**Exercise directions:** Copy every entry exactly as given, minus the images.

**Dataset records on visual material:**
▼▼▼

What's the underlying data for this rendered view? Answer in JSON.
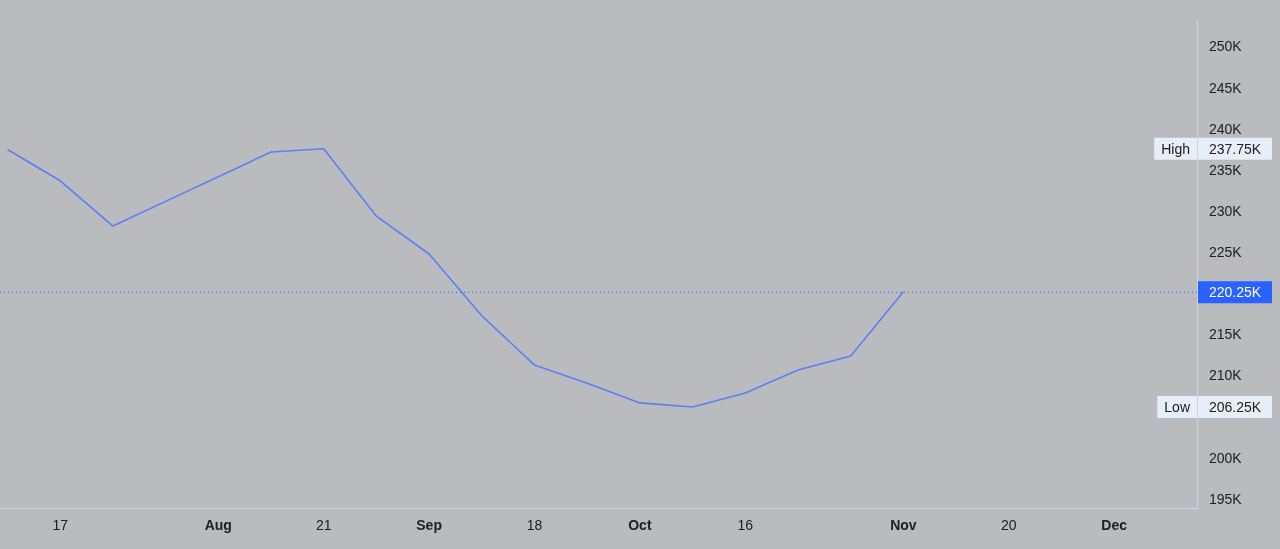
{
  "chart_data": {
    "type": "line",
    "x": [
      "--07-10",
      "--07-17",
      "--07-24",
      "--07-31",
      "--08-07",
      "--08-14",
      "--08-21",
      "--08-28",
      "--09-04",
      "--09-11",
      "--09-18",
      "--09-25",
      "--10-02",
      "--10-09",
      "--10-16",
      "--10-23",
      "--10-30",
      "--11-06"
    ],
    "series": [
      {
        "color": "#5b7ff5",
        "values": [
          237.6,
          233.8,
          228.3,
          231.3,
          234.3,
          237.3,
          237.7,
          229.5,
          224.9,
          217.4,
          211.4,
          209.2,
          206.8,
          206.3,
          208.0,
          210.8,
          212.5,
          220.3
        ]
      }
    ],
    "xlim": [
      "--07-09",
      "--12-15"
    ],
    "xticks": [
      {
        "value": "--07-17",
        "label": "17"
      },
      {
        "value": "--08-07",
        "label": "Aug"
      },
      {
        "value": "--08-21",
        "label": "21"
      },
      {
        "value": "--09-04",
        "label": "Sep"
      },
      {
        "value": "--09-18",
        "label": "18"
      },
      {
        "value": "--10-02",
        "label": "Oct"
      },
      {
        "value": "--10-16",
        "label": "16"
      },
      {
        "value": "--11-06",
        "label": "Nov"
      },
      {
        "value": "--11-20",
        "label": "20"
      },
      {
        "value": "--12-04",
        "label": "Dec"
      }
    ],
    "ylim": [
      194,
      253.3
    ],
    "yticks": [
      {
        "value": 195,
        "label": "195K"
      },
      {
        "value": 200,
        "label": "200K"
      },
      {
        "value": 210,
        "label": "210K"
      },
      {
        "value": 215,
        "label": "215K"
      },
      {
        "value": 225,
        "label": "225K"
      },
      {
        "value": 230,
        "label": "230K"
      },
      {
        "value": 235,
        "label": "235K"
      },
      {
        "value": 240,
        "label": "240K"
      },
      {
        "value": 245,
        "label": "245K"
      },
      {
        "value": 250,
        "label": "250K"
      }
    ],
    "ref_lines": [
      {
        "axis": "y",
        "value": 220.25,
        "label": "220.25K",
        "color": "#2962ff",
        "line_style": "dotted"
      }
    ],
    "annotations": [
      "High",
      "237.75K",
      "Low",
      "206.25K"
    ],
    "legend": false,
    "marker": "none",
    "line_style": "solid"
  }
}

▲▲▲

**Solution to this problem:**
What's the underlying data for this rendered view? Answer in JSON.
{
  "chart_data": {
    "type": "line",
    "x": [
      "--07-10",
      "--07-17",
      "--07-24",
      "--07-31",
      "--08-07",
      "--08-14",
      "--08-21",
      "--08-28",
      "--09-04",
      "--09-11",
      "--09-18",
      "--09-25",
      "--10-02",
      "--10-09",
      "--10-16",
      "--10-23",
      "--10-30",
      "--11-06"
    ],
    "series": [
      {
        "color": "#5b7ff5",
        "values": [
          237.6,
          233.8,
          228.3,
          231.3,
          234.3,
          237.3,
          237.7,
          229.5,
          224.9,
          217.4,
          211.4,
          209.2,
          206.8,
          206.3,
          208.0,
          210.8,
          212.5,
          220.3
        ]
      }
    ],
    "xlim": [
      "--07-09",
      "--12-15"
    ],
    "xticks": [
      {
        "value": "--07-17",
        "label": "17"
      },
      {
        "value": "--08-07",
        "label": "Aug"
      },
      {
        "value": "--08-21",
        "label": "21"
      },
      {
        "value": "--09-04",
        "label": "Sep"
      },
      {
        "value": "--09-18",
        "label": "18"
      },
      {
        "value": "--10-02",
        "label": "Oct"
      },
      {
        "value": "--10-16",
        "label": "16"
      },
      {
        "value": "--11-06",
        "label": "Nov"
      },
      {
        "value": "--11-20",
        "label": "20"
      },
      {
        "value": "--12-04",
        "label": "Dec"
      }
    ],
    "ylim": [
      194,
      253.3
    ],
    "yticks": [
      {
        "value": 195,
        "label": "195K"
      },
      {
        "value": 200,
        "label": "200K"
      },
      {
        "value": 210,
        "label": "210K"
      },
      {
        "value": 215,
        "label": "215K"
      },
      {
        "value": 225,
        "label": "225K"
      },
      {
        "value": 230,
        "label": "230K"
      },
      {
        "value": 235,
        "label": "235K"
      },
      {
        "value": 240,
        "label": "240K"
      },
      {
        "value": 245,
        "label": "245K"
      },
      {
        "value": 250,
        "label": "250K"
      }
    ],
    "ref_lines": [
      {
        "axis": "y",
        "value": 220.25,
        "label": "220.25K",
        "color": "#2962ff",
        "line_style": "dotted"
      }
    ],
    "annotations": [
      "High",
      "237.75K",
      "Low",
      "206.25K"
    ],
    "legend": false,
    "marker": "none",
    "line_style": "solid"
  }
}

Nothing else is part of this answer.